EXERCISE: Copy the records word for word, starting at their first line and ending with the line that contains "224, 822, 238]".

LISTING:
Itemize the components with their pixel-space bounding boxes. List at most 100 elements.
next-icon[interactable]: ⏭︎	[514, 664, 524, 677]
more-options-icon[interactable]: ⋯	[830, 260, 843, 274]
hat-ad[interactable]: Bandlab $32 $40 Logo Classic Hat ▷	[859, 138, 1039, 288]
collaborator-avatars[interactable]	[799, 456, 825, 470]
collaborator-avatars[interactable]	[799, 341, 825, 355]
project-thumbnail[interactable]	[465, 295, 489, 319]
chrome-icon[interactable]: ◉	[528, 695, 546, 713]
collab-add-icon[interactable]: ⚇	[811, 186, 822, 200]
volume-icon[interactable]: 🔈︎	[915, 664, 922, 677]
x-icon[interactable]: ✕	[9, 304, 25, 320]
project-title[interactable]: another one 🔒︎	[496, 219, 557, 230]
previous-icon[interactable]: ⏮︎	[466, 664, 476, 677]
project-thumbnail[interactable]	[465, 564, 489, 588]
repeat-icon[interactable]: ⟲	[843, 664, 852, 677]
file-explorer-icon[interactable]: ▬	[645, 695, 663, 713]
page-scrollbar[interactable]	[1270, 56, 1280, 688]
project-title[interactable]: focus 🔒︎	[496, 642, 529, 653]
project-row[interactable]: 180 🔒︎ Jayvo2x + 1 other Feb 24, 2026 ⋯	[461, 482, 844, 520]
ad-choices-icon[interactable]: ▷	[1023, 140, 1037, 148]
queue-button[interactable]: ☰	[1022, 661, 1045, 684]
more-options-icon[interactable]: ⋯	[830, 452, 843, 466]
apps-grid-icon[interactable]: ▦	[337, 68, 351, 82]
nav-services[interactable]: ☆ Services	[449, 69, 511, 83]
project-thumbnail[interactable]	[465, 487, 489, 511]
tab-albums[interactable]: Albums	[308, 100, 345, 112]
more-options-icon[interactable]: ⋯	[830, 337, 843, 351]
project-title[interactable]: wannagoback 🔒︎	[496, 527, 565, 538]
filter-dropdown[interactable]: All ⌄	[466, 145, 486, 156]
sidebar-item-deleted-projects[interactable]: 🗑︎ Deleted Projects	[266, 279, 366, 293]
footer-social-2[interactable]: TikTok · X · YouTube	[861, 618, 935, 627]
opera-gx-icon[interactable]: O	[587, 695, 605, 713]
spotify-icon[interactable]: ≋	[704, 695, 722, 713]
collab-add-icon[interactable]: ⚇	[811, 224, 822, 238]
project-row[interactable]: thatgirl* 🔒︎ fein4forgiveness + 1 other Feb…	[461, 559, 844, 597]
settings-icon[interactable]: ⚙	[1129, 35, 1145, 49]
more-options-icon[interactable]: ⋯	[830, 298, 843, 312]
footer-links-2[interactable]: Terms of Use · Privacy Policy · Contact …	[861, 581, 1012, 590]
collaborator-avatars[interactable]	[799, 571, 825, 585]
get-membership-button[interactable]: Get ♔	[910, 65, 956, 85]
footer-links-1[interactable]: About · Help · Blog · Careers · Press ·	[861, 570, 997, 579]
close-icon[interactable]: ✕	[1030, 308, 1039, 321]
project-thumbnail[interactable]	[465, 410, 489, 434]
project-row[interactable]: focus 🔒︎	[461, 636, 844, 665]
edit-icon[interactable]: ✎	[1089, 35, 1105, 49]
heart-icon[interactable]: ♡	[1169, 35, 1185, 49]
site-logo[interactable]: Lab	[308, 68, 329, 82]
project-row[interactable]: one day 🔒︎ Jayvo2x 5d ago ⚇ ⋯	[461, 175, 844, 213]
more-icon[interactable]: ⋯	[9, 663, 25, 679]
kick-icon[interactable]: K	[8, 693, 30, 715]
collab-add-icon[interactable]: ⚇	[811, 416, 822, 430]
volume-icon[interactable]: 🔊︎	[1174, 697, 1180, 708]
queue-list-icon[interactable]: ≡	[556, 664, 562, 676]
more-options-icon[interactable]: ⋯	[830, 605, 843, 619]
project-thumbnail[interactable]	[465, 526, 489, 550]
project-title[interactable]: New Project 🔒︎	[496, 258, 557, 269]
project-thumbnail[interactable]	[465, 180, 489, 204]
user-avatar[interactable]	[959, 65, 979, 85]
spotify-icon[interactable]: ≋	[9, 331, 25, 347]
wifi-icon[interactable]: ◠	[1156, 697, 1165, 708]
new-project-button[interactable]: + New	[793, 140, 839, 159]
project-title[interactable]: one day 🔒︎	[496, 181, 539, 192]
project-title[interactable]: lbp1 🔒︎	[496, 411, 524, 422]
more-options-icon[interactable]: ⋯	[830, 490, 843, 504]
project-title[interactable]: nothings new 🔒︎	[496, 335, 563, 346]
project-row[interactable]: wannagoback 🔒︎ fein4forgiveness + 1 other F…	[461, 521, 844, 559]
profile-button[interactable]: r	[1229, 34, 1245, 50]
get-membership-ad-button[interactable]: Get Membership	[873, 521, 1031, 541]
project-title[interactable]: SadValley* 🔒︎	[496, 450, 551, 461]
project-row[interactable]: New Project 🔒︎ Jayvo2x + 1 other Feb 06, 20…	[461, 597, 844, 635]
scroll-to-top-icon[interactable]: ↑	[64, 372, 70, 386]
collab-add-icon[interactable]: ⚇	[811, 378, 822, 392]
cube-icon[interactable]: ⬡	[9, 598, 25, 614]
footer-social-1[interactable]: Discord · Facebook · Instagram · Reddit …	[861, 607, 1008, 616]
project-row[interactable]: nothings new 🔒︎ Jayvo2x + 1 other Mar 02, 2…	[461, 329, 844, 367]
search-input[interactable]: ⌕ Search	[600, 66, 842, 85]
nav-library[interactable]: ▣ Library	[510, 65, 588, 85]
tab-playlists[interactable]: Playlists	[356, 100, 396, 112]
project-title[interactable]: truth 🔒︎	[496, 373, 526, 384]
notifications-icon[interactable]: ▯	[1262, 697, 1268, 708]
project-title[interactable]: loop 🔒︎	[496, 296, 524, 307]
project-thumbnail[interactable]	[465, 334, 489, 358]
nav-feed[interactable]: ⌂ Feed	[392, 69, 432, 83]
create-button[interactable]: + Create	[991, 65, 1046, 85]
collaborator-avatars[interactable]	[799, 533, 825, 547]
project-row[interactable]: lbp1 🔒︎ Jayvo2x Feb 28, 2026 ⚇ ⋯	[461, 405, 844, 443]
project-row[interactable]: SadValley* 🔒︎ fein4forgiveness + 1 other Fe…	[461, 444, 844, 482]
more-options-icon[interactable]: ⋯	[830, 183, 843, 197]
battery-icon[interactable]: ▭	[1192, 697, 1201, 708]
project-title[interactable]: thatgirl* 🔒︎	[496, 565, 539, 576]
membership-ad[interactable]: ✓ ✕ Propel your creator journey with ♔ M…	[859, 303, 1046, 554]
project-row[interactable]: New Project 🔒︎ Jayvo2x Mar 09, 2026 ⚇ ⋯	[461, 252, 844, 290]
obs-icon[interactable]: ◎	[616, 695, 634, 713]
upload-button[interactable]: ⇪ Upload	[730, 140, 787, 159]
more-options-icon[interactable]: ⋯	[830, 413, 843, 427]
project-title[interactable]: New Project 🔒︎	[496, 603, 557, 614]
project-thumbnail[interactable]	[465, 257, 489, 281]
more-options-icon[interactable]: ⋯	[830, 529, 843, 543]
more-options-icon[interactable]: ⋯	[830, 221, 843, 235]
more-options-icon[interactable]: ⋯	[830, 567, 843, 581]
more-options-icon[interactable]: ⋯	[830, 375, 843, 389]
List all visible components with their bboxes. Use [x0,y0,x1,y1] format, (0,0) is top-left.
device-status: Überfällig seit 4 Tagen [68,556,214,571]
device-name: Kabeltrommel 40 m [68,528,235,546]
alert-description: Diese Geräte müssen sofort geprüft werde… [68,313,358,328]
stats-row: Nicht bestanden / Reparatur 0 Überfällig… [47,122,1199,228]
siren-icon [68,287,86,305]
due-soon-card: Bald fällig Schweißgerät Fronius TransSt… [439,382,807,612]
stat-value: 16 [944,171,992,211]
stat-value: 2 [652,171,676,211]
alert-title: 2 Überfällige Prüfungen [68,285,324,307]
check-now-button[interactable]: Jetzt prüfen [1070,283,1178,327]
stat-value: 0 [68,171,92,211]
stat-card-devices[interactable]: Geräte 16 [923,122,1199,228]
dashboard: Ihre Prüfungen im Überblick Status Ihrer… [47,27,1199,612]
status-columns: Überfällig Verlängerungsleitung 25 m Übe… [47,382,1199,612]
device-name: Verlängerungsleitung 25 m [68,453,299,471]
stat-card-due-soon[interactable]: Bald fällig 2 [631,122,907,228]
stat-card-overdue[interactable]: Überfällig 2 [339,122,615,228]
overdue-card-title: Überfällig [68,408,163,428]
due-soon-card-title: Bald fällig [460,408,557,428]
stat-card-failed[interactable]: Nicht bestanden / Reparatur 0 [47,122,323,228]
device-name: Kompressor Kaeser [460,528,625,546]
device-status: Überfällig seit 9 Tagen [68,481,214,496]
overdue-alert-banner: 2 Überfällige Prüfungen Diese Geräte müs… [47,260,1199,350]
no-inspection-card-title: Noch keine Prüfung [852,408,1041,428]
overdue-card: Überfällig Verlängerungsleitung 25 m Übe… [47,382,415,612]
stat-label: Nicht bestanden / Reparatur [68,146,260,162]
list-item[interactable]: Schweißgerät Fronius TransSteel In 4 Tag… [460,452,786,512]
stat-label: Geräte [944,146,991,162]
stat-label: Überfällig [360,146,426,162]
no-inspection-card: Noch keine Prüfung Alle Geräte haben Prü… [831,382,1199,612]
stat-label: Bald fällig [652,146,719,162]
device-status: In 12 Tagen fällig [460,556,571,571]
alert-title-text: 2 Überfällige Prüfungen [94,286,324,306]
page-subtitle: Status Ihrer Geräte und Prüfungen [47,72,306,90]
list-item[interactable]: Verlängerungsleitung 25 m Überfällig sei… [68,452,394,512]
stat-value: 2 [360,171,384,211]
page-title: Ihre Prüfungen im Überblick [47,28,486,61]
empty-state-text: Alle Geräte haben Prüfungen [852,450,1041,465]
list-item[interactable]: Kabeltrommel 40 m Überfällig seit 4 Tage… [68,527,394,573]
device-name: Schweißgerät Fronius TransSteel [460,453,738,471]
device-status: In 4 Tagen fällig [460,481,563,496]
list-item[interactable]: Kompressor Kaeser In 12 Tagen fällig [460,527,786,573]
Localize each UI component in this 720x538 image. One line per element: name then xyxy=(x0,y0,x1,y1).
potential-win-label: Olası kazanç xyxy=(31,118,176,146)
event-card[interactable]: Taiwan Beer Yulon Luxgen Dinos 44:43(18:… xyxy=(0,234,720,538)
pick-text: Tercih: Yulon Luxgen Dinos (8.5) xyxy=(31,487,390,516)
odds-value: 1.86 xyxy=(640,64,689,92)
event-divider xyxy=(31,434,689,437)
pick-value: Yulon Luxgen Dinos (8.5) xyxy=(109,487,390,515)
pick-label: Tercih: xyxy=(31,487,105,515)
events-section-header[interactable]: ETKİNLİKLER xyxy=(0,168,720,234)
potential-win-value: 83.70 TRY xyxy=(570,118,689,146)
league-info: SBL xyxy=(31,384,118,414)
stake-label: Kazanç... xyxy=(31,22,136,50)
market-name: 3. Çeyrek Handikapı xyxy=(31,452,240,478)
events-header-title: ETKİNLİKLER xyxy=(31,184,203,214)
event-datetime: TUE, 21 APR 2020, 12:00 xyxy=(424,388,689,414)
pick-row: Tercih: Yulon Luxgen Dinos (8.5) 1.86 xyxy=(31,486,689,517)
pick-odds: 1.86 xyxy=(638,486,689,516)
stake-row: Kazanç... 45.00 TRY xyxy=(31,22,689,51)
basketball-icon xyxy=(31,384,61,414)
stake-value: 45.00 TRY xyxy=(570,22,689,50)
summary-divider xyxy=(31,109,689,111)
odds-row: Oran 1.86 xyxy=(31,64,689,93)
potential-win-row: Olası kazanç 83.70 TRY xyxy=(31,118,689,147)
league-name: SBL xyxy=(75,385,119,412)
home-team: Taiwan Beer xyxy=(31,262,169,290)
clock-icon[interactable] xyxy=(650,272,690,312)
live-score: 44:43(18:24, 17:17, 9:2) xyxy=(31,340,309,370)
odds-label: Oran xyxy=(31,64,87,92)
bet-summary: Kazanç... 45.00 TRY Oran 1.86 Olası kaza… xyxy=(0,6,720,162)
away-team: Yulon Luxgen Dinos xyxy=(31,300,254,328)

TASK RESPONSE:
Itemize the components with their pixel-space bounding boxes. List at most 100 elements.
next-icon[interactable]: ⏭︎	[514, 664, 524, 677]
more-options-icon[interactable]: ⋯	[830, 260, 843, 274]
hat-ad[interactable]: Bandlab $32 $40 Logo Classic Hat ▷	[859, 138, 1039, 288]
collaborator-avatars[interactable]	[799, 456, 825, 470]
collaborator-avatars[interactable]	[799, 341, 825, 355]
project-thumbnail[interactable]	[465, 295, 489, 319]
chrome-icon[interactable]: ◉	[528, 695, 546, 713]
collab-add-icon[interactable]: ⚇	[811, 186, 822, 200]
volume-icon[interactable]: 🔈︎	[915, 664, 922, 677]
x-icon[interactable]: ✕	[9, 304, 25, 320]
project-title[interactable]: another one 🔒︎	[496, 219, 557, 230]
previous-icon[interactable]: ⏮︎	[466, 664, 476, 677]
project-thumbnail[interactable]	[465, 564, 489, 588]
repeat-icon[interactable]: ⟲	[843, 664, 852, 677]
file-explorer-icon[interactable]: ▬	[645, 695, 663, 713]
page-scrollbar[interactable]	[1270, 56, 1280, 688]
project-title[interactable]: focus 🔒︎	[496, 642, 529, 653]
project-row[interactable]: 180 🔒︎ Jayvo2x + 1 other Feb 24, 2026 ⋯	[461, 482, 844, 520]
ad-choices-icon[interactable]: ▷	[1023, 140, 1037, 148]
queue-button[interactable]: ☰	[1022, 661, 1045, 684]
more-options-icon[interactable]: ⋯	[830, 452, 843, 466]
apps-grid-icon[interactable]: ▦	[337, 68, 351, 82]
nav-services[interactable]: ☆ Services	[449, 69, 511, 83]
project-thumbnail[interactable]	[465, 487, 489, 511]
tab-albums[interactable]: Albums	[308, 100, 345, 112]
more-options-icon[interactable]: ⋯	[830, 337, 843, 351]
project-title[interactable]: wannagoback 🔒︎	[496, 527, 565, 538]
filter-dropdown[interactable]: All ⌄	[466, 145, 486, 156]
sidebar-item-deleted-projects[interactable]: 🗑︎ Deleted Projects	[266, 279, 366, 293]
footer-social-2[interactable]: TikTok · X · YouTube	[861, 618, 935, 627]
opera-gx-icon[interactable]: O	[587, 695, 605, 713]
spotify-icon[interactable]: ≋	[704, 695, 722, 713]
collab-add-icon[interactable]: ⚇	[811, 224, 822, 238]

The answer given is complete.